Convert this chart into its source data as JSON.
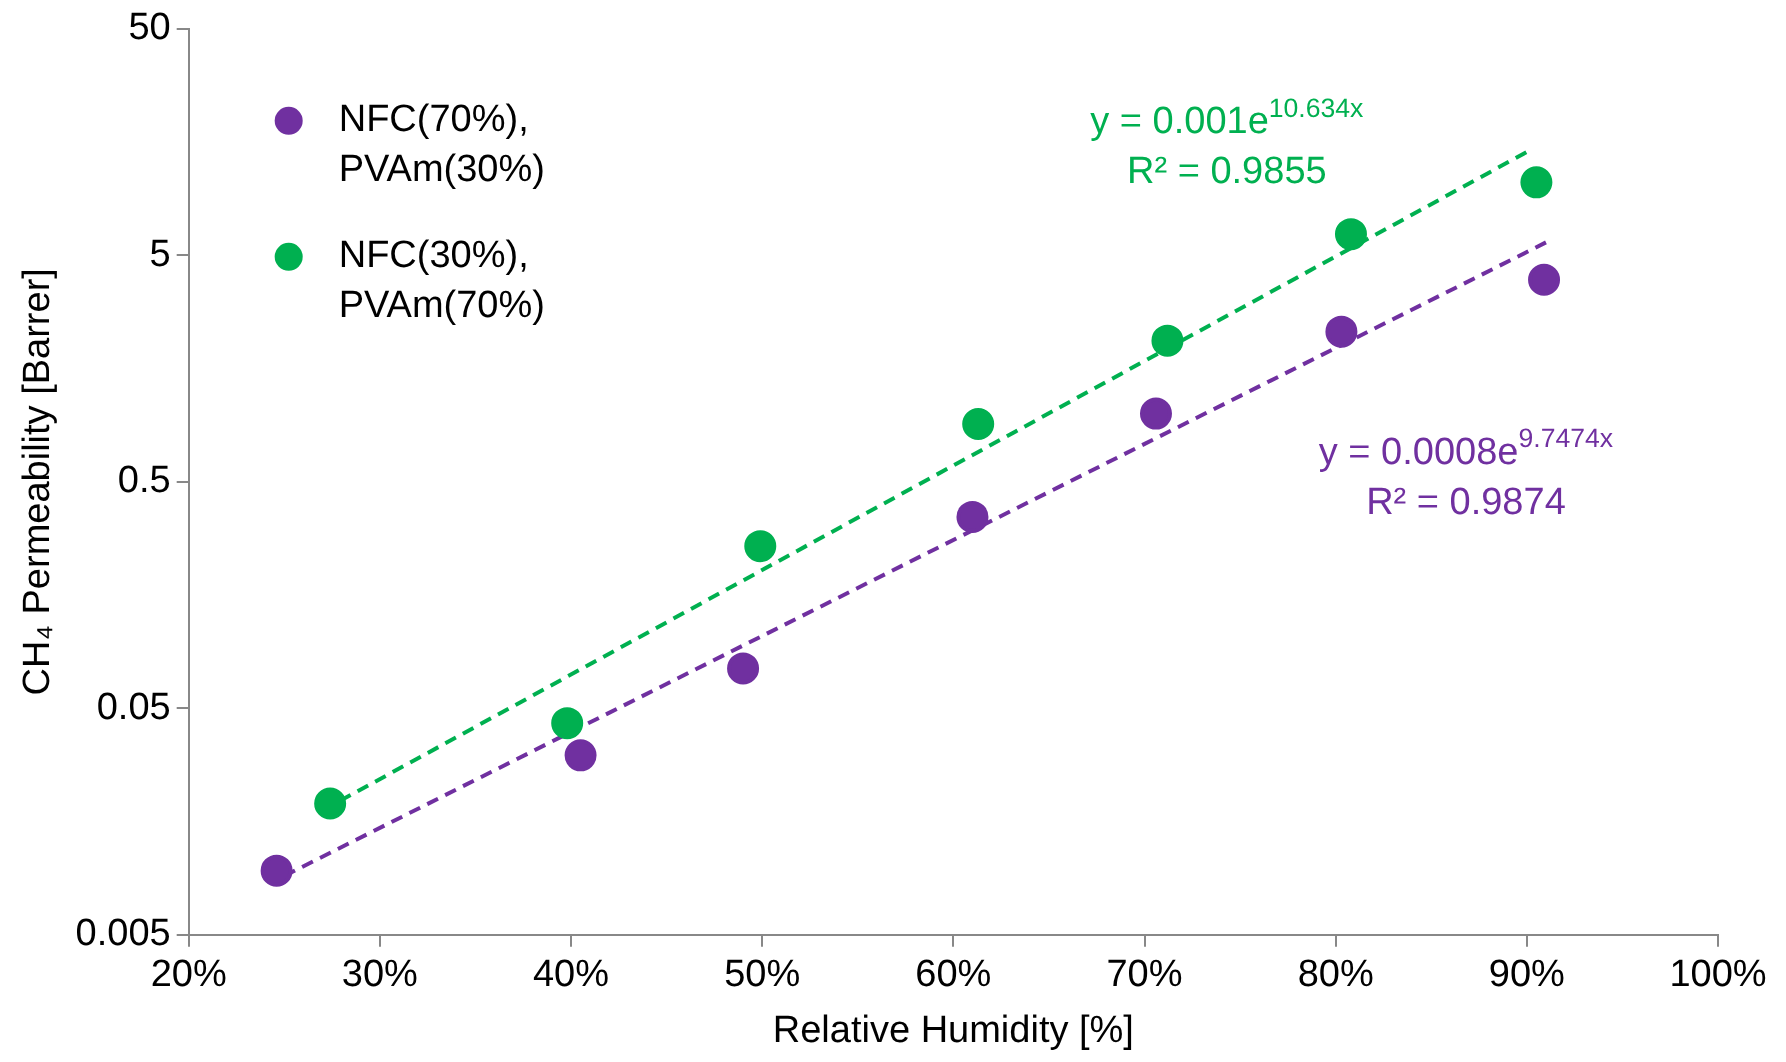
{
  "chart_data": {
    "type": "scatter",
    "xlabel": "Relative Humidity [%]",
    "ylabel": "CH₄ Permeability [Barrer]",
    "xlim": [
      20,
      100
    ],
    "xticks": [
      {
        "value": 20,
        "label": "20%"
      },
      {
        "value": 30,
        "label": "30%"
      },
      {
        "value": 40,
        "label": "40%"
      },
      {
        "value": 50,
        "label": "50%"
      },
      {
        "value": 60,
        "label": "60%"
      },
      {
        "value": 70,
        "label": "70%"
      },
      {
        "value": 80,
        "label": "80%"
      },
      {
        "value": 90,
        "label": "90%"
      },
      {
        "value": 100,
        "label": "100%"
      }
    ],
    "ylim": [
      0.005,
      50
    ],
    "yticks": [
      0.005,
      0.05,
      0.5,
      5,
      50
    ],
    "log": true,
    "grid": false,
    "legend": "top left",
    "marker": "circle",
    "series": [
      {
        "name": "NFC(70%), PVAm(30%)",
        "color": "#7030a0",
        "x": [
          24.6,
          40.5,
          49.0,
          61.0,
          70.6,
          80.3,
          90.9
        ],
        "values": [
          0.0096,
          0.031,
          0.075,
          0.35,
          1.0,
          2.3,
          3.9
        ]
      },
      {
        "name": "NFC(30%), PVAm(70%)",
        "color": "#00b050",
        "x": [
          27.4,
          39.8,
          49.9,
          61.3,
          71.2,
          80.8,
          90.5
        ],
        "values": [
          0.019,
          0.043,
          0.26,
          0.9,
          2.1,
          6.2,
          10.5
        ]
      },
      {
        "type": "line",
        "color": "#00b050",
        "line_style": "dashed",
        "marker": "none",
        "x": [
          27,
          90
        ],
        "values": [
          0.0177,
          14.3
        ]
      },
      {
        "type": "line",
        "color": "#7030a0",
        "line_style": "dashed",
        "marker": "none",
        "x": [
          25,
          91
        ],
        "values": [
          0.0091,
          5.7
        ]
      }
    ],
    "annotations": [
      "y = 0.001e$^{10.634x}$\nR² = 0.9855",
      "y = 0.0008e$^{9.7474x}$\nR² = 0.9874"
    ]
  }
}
________________________
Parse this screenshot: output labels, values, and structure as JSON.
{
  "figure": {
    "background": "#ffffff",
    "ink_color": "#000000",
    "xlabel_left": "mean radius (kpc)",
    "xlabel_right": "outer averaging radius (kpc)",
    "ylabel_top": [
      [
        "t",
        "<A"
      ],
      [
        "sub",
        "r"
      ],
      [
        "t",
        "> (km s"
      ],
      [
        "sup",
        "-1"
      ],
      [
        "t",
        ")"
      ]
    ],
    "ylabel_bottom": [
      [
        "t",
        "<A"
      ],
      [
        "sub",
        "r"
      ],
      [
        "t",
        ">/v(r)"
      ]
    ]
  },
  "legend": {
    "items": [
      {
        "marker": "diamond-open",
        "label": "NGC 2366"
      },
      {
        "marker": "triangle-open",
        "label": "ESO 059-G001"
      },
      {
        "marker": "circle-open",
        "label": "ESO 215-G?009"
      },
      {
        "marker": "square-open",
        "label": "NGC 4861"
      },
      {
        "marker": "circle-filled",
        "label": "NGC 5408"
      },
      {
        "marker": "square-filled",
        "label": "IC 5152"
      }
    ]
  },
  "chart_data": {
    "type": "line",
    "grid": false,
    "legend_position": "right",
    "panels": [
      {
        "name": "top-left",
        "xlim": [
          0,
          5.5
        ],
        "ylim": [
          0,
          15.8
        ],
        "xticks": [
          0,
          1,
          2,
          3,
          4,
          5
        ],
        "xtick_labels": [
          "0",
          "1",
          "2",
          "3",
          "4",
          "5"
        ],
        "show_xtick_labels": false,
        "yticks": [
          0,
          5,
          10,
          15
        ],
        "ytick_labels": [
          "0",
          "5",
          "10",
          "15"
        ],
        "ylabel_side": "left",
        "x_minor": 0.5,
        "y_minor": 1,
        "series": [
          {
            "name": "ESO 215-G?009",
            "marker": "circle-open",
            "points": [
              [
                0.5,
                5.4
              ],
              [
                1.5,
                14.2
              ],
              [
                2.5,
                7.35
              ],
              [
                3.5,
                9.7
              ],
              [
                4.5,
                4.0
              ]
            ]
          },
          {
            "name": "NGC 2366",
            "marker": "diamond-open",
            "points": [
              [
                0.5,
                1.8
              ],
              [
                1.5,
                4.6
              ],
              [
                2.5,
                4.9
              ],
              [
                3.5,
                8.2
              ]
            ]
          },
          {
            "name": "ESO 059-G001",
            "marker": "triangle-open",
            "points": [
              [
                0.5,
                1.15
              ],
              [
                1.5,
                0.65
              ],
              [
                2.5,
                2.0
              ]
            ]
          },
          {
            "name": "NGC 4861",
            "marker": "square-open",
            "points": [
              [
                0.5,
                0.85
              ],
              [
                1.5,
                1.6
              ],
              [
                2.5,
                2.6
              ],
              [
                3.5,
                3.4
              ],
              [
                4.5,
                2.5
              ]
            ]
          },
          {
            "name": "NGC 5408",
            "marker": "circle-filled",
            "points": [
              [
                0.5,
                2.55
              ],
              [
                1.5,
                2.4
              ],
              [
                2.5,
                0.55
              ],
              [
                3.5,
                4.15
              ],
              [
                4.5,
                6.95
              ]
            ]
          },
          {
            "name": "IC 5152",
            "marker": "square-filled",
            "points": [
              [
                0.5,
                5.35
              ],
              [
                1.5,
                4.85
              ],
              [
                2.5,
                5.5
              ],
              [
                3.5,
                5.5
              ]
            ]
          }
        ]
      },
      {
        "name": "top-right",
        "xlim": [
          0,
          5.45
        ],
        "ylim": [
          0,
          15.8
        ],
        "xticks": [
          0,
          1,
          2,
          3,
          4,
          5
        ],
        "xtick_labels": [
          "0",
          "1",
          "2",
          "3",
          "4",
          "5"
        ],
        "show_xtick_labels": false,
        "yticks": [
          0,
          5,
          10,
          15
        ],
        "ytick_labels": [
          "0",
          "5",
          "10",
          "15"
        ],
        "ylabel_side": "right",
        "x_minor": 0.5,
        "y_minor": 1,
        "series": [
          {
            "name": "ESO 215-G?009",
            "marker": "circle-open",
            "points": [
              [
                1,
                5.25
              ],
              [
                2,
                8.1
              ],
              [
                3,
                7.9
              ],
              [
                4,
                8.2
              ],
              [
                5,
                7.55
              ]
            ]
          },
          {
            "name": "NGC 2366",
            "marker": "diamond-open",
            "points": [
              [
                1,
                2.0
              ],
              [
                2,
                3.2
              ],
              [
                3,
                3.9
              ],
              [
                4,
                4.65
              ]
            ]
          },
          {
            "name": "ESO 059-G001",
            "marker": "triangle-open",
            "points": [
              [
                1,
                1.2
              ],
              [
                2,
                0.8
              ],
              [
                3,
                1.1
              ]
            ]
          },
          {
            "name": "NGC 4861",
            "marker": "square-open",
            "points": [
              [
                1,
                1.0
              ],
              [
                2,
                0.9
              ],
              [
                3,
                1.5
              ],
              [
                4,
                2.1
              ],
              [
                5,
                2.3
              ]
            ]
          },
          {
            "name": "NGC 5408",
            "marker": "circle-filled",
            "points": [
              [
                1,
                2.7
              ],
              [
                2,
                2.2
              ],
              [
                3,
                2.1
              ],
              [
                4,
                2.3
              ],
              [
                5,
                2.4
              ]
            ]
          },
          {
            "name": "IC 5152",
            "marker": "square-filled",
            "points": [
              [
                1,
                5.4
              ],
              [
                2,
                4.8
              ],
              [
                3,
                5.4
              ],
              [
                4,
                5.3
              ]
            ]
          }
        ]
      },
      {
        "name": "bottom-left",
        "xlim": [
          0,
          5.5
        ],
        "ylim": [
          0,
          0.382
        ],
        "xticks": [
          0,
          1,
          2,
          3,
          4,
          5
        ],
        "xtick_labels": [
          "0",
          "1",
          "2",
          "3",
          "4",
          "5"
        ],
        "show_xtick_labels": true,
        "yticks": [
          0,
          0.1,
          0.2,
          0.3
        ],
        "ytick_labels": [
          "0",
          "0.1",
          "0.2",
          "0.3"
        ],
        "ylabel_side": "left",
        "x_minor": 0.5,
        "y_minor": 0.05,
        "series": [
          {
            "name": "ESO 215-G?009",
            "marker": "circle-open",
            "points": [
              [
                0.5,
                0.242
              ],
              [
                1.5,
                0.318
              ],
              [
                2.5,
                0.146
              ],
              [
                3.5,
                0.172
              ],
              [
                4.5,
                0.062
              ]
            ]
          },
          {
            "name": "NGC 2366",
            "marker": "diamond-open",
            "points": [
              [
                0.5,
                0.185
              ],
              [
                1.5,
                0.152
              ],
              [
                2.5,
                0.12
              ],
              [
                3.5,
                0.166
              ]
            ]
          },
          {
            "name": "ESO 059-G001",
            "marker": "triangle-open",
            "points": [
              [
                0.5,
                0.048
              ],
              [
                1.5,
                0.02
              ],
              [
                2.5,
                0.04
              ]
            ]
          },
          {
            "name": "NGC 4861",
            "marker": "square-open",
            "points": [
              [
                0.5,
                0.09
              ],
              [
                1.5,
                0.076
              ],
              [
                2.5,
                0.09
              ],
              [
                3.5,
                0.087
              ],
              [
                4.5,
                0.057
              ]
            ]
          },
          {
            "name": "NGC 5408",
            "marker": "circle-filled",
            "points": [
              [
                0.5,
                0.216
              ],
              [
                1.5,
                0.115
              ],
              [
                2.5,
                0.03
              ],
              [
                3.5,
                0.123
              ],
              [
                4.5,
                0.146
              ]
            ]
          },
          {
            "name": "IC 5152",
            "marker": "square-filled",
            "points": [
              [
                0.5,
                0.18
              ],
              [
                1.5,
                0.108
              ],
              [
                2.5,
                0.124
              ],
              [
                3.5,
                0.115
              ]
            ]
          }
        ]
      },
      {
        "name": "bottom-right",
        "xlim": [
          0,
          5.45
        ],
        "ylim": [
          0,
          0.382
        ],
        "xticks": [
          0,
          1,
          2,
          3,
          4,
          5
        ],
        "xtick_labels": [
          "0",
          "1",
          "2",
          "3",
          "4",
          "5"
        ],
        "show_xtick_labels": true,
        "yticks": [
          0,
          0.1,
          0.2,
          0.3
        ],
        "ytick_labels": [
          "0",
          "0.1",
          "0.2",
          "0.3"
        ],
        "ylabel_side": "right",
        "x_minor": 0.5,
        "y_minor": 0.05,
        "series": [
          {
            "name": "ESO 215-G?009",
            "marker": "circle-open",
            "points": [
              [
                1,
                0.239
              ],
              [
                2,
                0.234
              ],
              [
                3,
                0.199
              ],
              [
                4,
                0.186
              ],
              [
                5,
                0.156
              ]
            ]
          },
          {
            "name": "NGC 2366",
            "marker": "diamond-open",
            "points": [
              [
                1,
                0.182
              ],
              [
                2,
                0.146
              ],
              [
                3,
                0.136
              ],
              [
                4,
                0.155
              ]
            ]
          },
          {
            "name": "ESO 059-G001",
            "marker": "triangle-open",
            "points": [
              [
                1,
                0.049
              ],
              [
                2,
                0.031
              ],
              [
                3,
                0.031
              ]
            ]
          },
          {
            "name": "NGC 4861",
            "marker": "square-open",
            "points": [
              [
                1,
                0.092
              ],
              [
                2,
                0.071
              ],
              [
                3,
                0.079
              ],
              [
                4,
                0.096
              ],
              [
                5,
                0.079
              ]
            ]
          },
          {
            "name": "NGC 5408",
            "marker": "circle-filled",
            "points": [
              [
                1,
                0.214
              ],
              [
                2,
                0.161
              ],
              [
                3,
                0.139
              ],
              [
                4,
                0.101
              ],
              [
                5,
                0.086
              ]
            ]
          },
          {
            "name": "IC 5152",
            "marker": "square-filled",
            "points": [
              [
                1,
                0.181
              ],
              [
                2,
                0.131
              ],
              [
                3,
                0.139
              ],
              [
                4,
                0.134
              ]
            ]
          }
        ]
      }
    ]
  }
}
________________________
* **REQUEST**:
Return all lines of the material above in which the word "this" occurs.

* **FULL ANSWER**:
Convert this chart into its source data as JSON.
Parse this screenshot: output labels, values, and structure as JSON.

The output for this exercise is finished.